### Work to do
Pictures aside, write out every record exactly as it appears.

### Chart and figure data
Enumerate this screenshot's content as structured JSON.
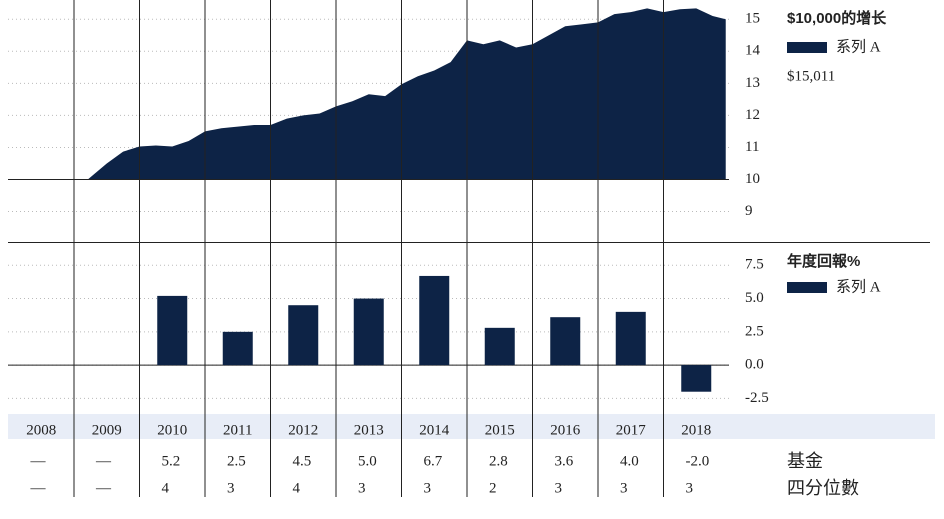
{
  "chart_data": [
    {
      "type": "area",
      "title": "$10,000的增长",
      "end_label": "$15,011",
      "series": [
        {
          "name": "系列 A",
          "color": "#0d2346",
          "x": [
            2009.21,
            2009.5,
            2009.75,
            2010.0,
            2010.25,
            2010.5,
            2010.75,
            2011.0,
            2011.25,
            2011.5,
            2011.75,
            2012.0,
            2012.25,
            2012.5,
            2012.75,
            2013.0,
            2013.25,
            2013.5,
            2013.75,
            2014.0,
            2014.25,
            2014.5,
            2014.75,
            2015.0,
            2015.25,
            2015.5,
            2015.75,
            2016.0,
            2016.25,
            2016.5,
            2016.75,
            2017.0,
            2017.25,
            2017.5,
            2017.75,
            2018.0,
            2018.25,
            2018.5,
            2018.75,
            2018.95
          ],
          "values": [
            10.0,
            10.5,
            10.87,
            11.03,
            11.06,
            11.03,
            11.2,
            11.5,
            11.6,
            11.65,
            11.7,
            11.7,
            11.9,
            12.0,
            12.06,
            12.28,
            12.44,
            12.66,
            12.6,
            12.97,
            13.22,
            13.4,
            13.66,
            14.34,
            14.22,
            14.34,
            14.12,
            14.22,
            14.5,
            14.78,
            14.84,
            14.9,
            15.16,
            15.22,
            15.34,
            15.22,
            15.31,
            15.34,
            15.1,
            15.0
          ]
        }
      ],
      "xlim": [
        2008,
        2019
      ],
      "ylim": [
        8.05,
        15.6
      ],
      "yticks": [
        9,
        10,
        11,
        12,
        13,
        14,
        15
      ],
      "grid": true
    },
    {
      "type": "bar",
      "title": "年度回報%",
      "categories": [
        "2008",
        "2009",
        "2010",
        "2011",
        "2012",
        "2013",
        "2014",
        "2015",
        "2016",
        "2017",
        "2018"
      ],
      "series": [
        {
          "name": "系列 A",
          "color": "#0d2346",
          "values": [
            null,
            null,
            5.2,
            2.5,
            4.5,
            5.0,
            6.7,
            2.8,
            3.6,
            4.0,
            -2.0
          ]
        }
      ],
      "ylim": [
        -3.6,
        9.1
      ],
      "yticks": [
        7.5,
        {
          "value": 5,
          "label": "5.0"
        },
        2.5,
        {
          "value": 0,
          "label": "0.0"
        },
        -2.5
      ],
      "grid": true
    }
  ],
  "table": {
    "rows": [
      {
        "label": "基金",
        "cells": [
          "—",
          "—",
          "5.2",
          "2.5",
          "4.5",
          "5.0",
          "6.7",
          "2.8",
          "3.6",
          "4.0",
          "-2.0"
        ]
      },
      {
        "label": "四分位數",
        "cells": [
          "—",
          "—",
          "4",
          "3",
          "4",
          "3",
          "3",
          "2",
          "3",
          "3",
          "3"
        ]
      }
    ]
  }
}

### Result
Enumerate this screenshot's content as structured JSON.
{
  "chart_data": [
    {
      "type": "area",
      "title": "$10,000的增长",
      "end_label": "$15,011",
      "series": [
        {
          "name": "系列 A",
          "color": "#0d2346",
          "x": [
            2009.21,
            2009.5,
            2009.75,
            2010.0,
            2010.25,
            2010.5,
            2010.75,
            2011.0,
            2011.25,
            2011.5,
            2011.75,
            2012.0,
            2012.25,
            2012.5,
            2012.75,
            2013.0,
            2013.25,
            2013.5,
            2013.75,
            2014.0,
            2014.25,
            2014.5,
            2014.75,
            2015.0,
            2015.25,
            2015.5,
            2015.75,
            2016.0,
            2016.25,
            2016.5,
            2016.75,
            2017.0,
            2017.25,
            2017.5,
            2017.75,
            2018.0,
            2018.25,
            2018.5,
            2018.75,
            2018.95
          ],
          "values": [
            10.0,
            10.5,
            10.87,
            11.03,
            11.06,
            11.03,
            11.2,
            11.5,
            11.6,
            11.65,
            11.7,
            11.7,
            11.9,
            12.0,
            12.06,
            12.28,
            12.44,
            12.66,
            12.6,
            12.97,
            13.22,
            13.4,
            13.66,
            14.34,
            14.22,
            14.34,
            14.12,
            14.22,
            14.5,
            14.78,
            14.84,
            14.9,
            15.16,
            15.22,
            15.34,
            15.22,
            15.31,
            15.34,
            15.1,
            15.0
          ]
        }
      ],
      "xlim": [
        2008,
        2019
      ],
      "ylim": [
        8.05,
        15.6
      ],
      "yticks": [
        9,
        10,
        11,
        12,
        13,
        14,
        15
      ],
      "grid": true
    },
    {
      "type": "bar",
      "title": "年度回報%",
      "categories": [
        "2008",
        "2009",
        "2010",
        "2011",
        "2012",
        "2013",
        "2014",
        "2015",
        "2016",
        "2017",
        "2018"
      ],
      "series": [
        {
          "name": "系列 A",
          "color": "#0d2346",
          "values": [
            null,
            null,
            5.2,
            2.5,
            4.5,
            5.0,
            6.7,
            2.8,
            3.6,
            4.0,
            -2.0
          ]
        }
      ],
      "ylim": [
        -3.6,
        9.1
      ],
      "yticks": [
        7.5,
        {
          "value": 5,
          "label": "5.0"
        },
        2.5,
        {
          "value": 0,
          "label": "0.0"
        },
        -2.5
      ],
      "grid": true
    }
  ],
  "table": {
    "rows": [
      {
        "label": "基金",
        "cells": [
          "—",
          "—",
          "5.2",
          "2.5",
          "4.5",
          "5.0",
          "6.7",
          "2.8",
          "3.6",
          "4.0",
          "-2.0"
        ]
      },
      {
        "label": "四分位數",
        "cells": [
          "—",
          "—",
          "4",
          "3",
          "4",
          "3",
          "3",
          "2",
          "3",
          "3",
          "3"
        ]
      }
    ]
  }
}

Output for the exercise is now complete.